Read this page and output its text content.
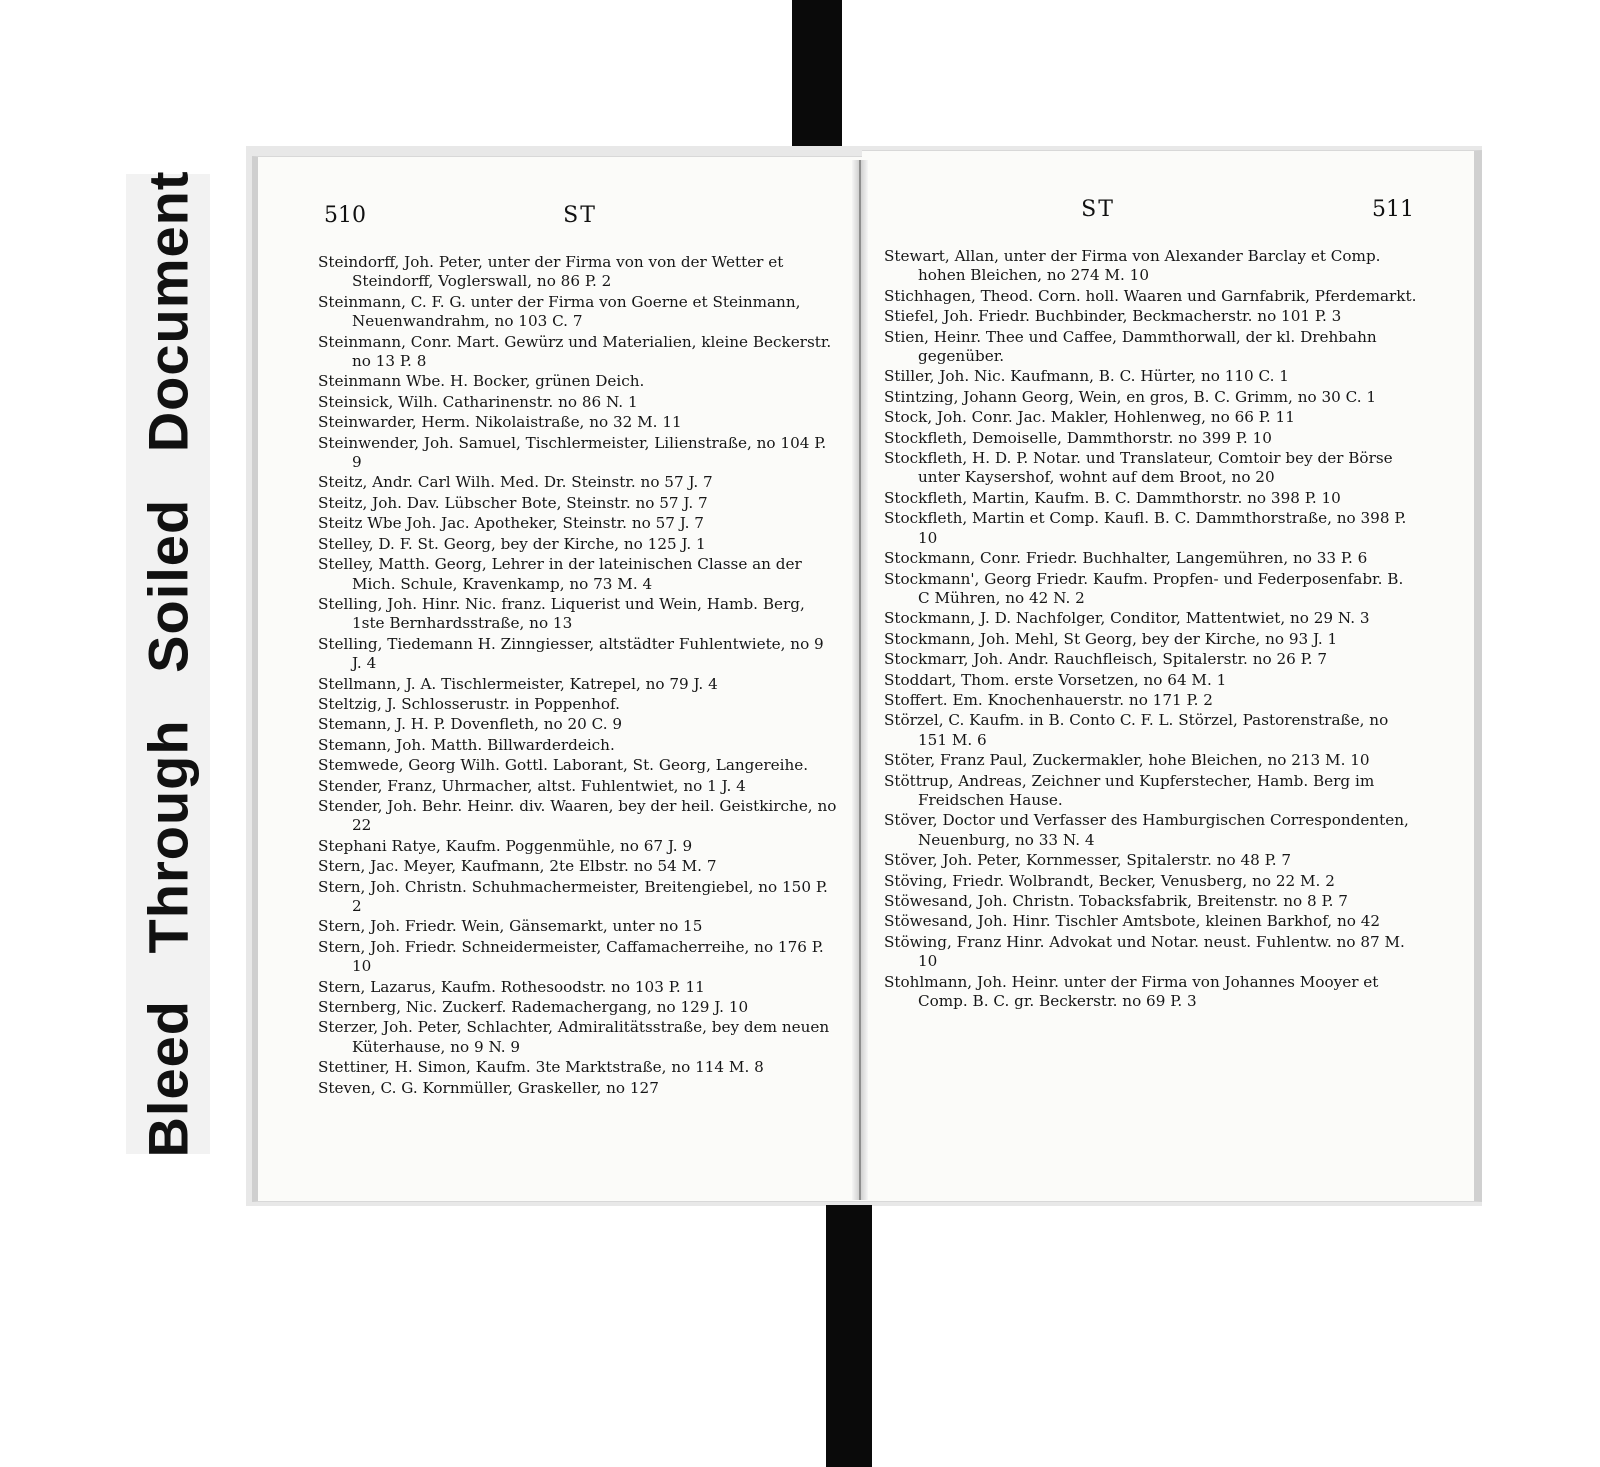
Bleed Through Soiled Document	510	ST
Steindorff, Joh. Peter, unter der Firma von von der Wetter et Steindorff, Voglerswall, no 86 P. 2
Steinmann, C. F. G. unter der Firma von Goerne et Steinmann, Neuenwandrahm, no 103 C. 7
Steinmann, Conr. Mart. Gewürz und Materialien, kleine Beckerstr. no 13 P. 8
Steinmann Wbe. H. Bocker, grünen Deich.
Steinsick, Wilh. Catharinenstr. no 86 N. 1
Steinwarder, Herm. Nikolaistraße, no 32 M. 11
Steinwender, Joh. Samuel, Tischlermeister, Lilienstraße, no 104 P. 9
Steitz, Andr. Carl Wilh. Med. Dr. Steinstr. no 57 J. 7
Steitz, Joh. Dav. Lübscher Bote, Steinstr. no 57 J. 7
Steitz Wbe Joh. Jac. Apotheker, Steinstr. no 57 J. 7
Stelley, D. F. St. Georg, bey der Kirche, no 125 J. 1
Stelley, Matth. Georg, Lehrer in der lateinischen Classe an der Mich. Schule, Kravenkamp, no 73 M. 4
Stelling, Joh. Hinr. Nic. franz. Liquerist und Wein, Hamb. Berg, 1ste Bernhardsstraße, no 13
Stelling, Tiedemann H. Zinngiesser, altstädter Fuhlentwiete, no 9 J. 4
Stellmann, J. A. Tischlermeister, Katrepel, no 79 J. 4
Steltzig, J. Schlosserustr. in Poppenhof.
Stemann, J. H. P. Dovenfleth, no 20 C. 9
Stemann, Joh. Matth. Billwarderdeich.
Stemwede, Georg Wilh. Gottl. Laborant, St. Georg, Langereihe.
Stender, Franz, Uhrmacher, altst. Fuhlentwiet, no 1 J. 4
Stender, Joh. Behr. Heinr. div. Waaren, bey der heil. Geistkirche, no 22
Stephani Ratye, Kaufm. Poggenmühle, no 67 J. 9
Stern, Jac. Meyer, Kaufmann, 2te Elbstr. no 54 M. 7
Stern, Joh. Christn. Schuhmachermeister, Breitengiebel, no 150 P. 2
Stern, Joh. Friedr. Wein, Gänsemarkt, unter no 15
Stern, Joh. Friedr. Schneidermeister, Caffamacherreihe, no 176 P. 10
Stern, Lazarus, Kaufm. Rothesoodstr. no 103 P. 11
Sternberg, Nic. Zuckerf. Rademachergang, no 129 J. 10
Sterzer, Joh. Peter, Schlachter, Admiralitätsstraße, bey dem neuen Küterhause, no 9 N. 9
Stettiner, H. Simon, Kaufm. 3te Marktstraße, no 114 M. 8
Steven, C. G. Kornmüller, Graskeller, no 127
ST	511
Stewart, Allan, unter der Firma von Alexander Barclay et Comp. hohen Bleichen, no 274 M. 10
Stichhagen, Theod. Corn. holl. Waaren und Garnfabrik, Pferdemarkt.
Stiefel, Joh. Friedr. Buchbinder, Beckmacherstr. no 101 P. 3
Stien, Heinr. Thee und Caffee, Dammthorwall, der kl. Drehbahn gegenüber.
Stiller, Joh. Nic. Kaufmann, B. C. Hürter, no 110 C. 1
Stintzing, Johann Georg, Wein, en gros, B. C. Grimm, no 30 C. 1
Stock, Joh. Conr. Jac. Makler, Hohlenweg, no 66 P. 11
Stockfleth, Demoiselle, Dammthorstr. no 399 P. 10
Stockfleth, H. D. P. Notar. und Translateur, Comtoir bey der Börse unter Kaysershof, wohnt auf dem Broot, no 20
Stockfleth, Martin, Kaufm. B. C. Dammthorstr. no 398 P. 10
Stockfleth, Martin et Comp. Kaufl. B. C. Dammthorstraße, no 398 P. 10
Stockmann, Conr. Friedr. Buchhalter, Langemühren, no 33 P. 6
Stockmann', Georg Friedr. Kaufm. Propfen- und Federposenfabr. B. C Mühren, no 42 N. 2
Stockmann, J. D. Nachfolger, Conditor, Mattentwiet, no 29 N. 3
Stockmann, Joh. Mehl, St Georg, bey der Kirche, no 93 J. 1
Stockmarr, Joh. Andr. Rauchfleisch, Spitalerstr. no 26 P. 7
Stoddart, Thom. erste Vorsetzen, no 64 M. 1
Stoffert. Em. Knochenhauerstr. no 171 P. 2
Störzel, C. Kaufm. in B. Conto C. F. L. Störzel, Pastorenstraße, no 151 M. 6
Stöter, Franz Paul, Zuckermakler, hohe Bleichen, no 213 M. 10
Stöttrup, Andreas, Zeichner und Kupferstecher, Hamb. Berg im Freidschen Hause.
Stöver, Doctor und Verfasser des Hamburgischen Correspondenten, Neuenburg, no 33 N. 4
Stöver, Joh. Peter, Kornmesser, Spitalerstr. no 48 P. 7
Stöving, Friedr. Wolbrandt, Becker, Venusberg, no 22 M. 2
Stöwesand, Joh. Christn. Tobacksfabrik, Breitenstr. no 8 P. 7
Stöwesand, Joh. Hinr. Tischler Amtsbote, kleinen Barkhof, no 42
Stöwing, Franz Hinr. Advokat und Notar. neust. Fuhlentw. no 87 M. 10
Stohlmann, Joh. Heinr. unter der Firma von Johannes Mooyer et Comp. B. C. gr. Beckerstr. no 69 P. 3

────────────────

## Task statement
The word "Stöver" may turn up on some lines of these records; say how many, with no other words.

## Result of this task
2